### Input
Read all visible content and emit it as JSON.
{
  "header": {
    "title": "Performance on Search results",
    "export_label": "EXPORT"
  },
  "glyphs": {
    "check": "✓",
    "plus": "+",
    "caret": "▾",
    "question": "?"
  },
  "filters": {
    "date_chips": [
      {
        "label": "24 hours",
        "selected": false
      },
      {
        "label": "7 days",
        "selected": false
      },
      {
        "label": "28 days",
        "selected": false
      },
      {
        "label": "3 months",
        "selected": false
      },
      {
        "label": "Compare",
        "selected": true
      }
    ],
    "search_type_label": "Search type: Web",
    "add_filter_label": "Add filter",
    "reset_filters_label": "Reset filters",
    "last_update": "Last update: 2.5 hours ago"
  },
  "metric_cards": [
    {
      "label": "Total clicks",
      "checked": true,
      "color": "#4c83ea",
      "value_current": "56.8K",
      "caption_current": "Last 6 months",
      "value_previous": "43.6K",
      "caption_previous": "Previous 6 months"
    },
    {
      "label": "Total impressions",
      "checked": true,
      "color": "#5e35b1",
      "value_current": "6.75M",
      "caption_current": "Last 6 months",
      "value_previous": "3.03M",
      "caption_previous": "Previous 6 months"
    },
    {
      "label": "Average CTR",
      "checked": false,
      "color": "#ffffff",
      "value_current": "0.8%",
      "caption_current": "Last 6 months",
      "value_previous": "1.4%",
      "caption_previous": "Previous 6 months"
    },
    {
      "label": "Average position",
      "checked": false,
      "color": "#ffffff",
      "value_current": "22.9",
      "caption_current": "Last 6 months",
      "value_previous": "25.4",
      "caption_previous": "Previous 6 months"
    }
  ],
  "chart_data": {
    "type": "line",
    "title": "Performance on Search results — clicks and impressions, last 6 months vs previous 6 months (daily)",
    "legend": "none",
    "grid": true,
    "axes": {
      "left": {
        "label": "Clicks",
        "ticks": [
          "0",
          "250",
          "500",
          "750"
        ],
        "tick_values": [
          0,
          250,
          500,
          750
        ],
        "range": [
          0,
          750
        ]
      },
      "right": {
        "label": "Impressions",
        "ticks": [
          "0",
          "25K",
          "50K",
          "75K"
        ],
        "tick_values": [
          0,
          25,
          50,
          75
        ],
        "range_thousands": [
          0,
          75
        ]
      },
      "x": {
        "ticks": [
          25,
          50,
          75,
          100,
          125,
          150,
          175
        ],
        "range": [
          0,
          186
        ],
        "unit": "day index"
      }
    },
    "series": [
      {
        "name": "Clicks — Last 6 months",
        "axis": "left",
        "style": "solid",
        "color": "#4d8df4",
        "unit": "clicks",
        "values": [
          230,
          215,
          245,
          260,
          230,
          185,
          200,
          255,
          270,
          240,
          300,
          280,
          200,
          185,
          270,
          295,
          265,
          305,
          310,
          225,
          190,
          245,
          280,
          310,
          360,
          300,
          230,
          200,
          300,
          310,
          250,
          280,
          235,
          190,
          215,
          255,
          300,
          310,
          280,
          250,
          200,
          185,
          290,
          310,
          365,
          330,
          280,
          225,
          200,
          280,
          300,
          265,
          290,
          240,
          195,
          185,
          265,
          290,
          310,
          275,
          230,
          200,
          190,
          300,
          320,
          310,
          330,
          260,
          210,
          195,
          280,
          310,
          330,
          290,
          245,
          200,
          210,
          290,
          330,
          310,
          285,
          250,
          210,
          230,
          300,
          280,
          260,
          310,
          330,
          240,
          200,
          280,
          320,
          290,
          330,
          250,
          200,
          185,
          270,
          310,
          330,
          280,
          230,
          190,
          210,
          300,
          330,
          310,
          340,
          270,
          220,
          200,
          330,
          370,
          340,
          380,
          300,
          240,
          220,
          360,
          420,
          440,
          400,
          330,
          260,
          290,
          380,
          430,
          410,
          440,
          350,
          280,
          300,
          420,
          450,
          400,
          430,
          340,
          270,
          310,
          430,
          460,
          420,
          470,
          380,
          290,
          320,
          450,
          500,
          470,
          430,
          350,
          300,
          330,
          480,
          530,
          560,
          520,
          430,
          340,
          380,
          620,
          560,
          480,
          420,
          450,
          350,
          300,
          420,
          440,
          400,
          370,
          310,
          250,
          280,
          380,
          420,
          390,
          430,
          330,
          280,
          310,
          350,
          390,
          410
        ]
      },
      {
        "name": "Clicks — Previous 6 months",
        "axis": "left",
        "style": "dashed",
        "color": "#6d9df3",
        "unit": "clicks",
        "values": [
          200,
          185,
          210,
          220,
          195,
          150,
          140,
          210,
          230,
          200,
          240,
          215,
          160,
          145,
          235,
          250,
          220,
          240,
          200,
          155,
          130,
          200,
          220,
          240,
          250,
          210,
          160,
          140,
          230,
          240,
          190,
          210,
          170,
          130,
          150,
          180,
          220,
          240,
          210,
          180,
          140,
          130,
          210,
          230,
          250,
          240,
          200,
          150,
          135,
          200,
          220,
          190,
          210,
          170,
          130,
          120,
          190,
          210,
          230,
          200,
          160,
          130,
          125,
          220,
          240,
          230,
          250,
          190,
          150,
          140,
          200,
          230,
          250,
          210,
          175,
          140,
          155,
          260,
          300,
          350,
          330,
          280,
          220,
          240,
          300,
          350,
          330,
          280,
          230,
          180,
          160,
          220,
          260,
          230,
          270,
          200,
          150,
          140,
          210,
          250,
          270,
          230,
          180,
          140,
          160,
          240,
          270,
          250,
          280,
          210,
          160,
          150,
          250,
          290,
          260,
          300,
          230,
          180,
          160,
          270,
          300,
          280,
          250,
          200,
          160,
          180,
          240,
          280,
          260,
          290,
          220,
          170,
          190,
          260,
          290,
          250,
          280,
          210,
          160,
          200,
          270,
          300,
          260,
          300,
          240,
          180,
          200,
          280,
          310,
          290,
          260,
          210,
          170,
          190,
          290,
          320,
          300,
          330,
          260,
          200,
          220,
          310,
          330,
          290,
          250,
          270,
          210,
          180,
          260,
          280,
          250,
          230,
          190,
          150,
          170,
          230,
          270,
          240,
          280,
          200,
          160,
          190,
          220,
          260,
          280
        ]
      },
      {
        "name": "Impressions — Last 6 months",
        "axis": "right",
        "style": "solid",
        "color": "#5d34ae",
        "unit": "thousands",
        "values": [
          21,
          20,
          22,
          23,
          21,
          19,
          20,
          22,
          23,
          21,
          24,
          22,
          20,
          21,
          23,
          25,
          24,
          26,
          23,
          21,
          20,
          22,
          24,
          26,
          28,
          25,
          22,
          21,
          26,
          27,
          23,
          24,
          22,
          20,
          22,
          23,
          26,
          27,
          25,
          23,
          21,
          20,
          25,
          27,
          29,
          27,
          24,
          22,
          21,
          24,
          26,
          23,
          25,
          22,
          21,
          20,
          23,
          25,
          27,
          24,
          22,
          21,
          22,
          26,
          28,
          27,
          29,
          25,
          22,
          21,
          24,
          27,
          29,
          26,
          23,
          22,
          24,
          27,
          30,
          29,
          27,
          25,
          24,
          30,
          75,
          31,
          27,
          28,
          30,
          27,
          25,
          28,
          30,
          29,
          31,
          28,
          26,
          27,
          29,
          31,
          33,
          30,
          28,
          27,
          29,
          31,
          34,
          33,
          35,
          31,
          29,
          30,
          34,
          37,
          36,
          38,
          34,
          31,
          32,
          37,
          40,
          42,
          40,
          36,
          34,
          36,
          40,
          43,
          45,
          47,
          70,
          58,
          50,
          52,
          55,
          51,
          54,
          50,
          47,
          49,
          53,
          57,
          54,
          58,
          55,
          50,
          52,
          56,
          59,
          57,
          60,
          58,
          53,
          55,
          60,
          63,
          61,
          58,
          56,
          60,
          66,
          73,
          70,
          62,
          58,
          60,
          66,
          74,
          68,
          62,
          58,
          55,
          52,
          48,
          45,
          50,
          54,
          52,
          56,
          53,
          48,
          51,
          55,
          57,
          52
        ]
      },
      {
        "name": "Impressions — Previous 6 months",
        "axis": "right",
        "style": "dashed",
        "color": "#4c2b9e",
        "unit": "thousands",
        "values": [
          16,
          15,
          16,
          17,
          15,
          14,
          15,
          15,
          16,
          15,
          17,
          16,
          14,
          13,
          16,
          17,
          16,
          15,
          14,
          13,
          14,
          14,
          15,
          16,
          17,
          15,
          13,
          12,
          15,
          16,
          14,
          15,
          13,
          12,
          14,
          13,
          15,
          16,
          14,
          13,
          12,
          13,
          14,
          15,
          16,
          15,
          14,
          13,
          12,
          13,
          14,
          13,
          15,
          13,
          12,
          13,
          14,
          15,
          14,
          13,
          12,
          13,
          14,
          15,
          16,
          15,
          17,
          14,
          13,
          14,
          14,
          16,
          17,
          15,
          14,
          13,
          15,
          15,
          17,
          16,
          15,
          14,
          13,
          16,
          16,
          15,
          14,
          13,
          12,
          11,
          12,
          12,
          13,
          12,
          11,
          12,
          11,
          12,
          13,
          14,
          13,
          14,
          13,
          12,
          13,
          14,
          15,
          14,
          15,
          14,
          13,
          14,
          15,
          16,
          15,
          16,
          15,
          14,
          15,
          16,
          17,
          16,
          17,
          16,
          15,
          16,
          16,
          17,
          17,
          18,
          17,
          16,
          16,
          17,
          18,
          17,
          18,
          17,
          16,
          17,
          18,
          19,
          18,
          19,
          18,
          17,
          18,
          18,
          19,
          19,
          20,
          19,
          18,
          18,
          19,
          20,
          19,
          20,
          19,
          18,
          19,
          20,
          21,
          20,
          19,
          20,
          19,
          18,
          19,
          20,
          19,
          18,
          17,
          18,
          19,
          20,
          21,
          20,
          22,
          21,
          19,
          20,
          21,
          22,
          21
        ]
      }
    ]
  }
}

### Stated exercise
Identify every line holding the word "Search" and copy it out.

### Response for this exercise
    "title": "Performance on Search results",
    "search_type_label": "Search type: Web",
    "title": "Performance on Search results — clicks and impressions, last 6 months vs previous 6 months (daily)",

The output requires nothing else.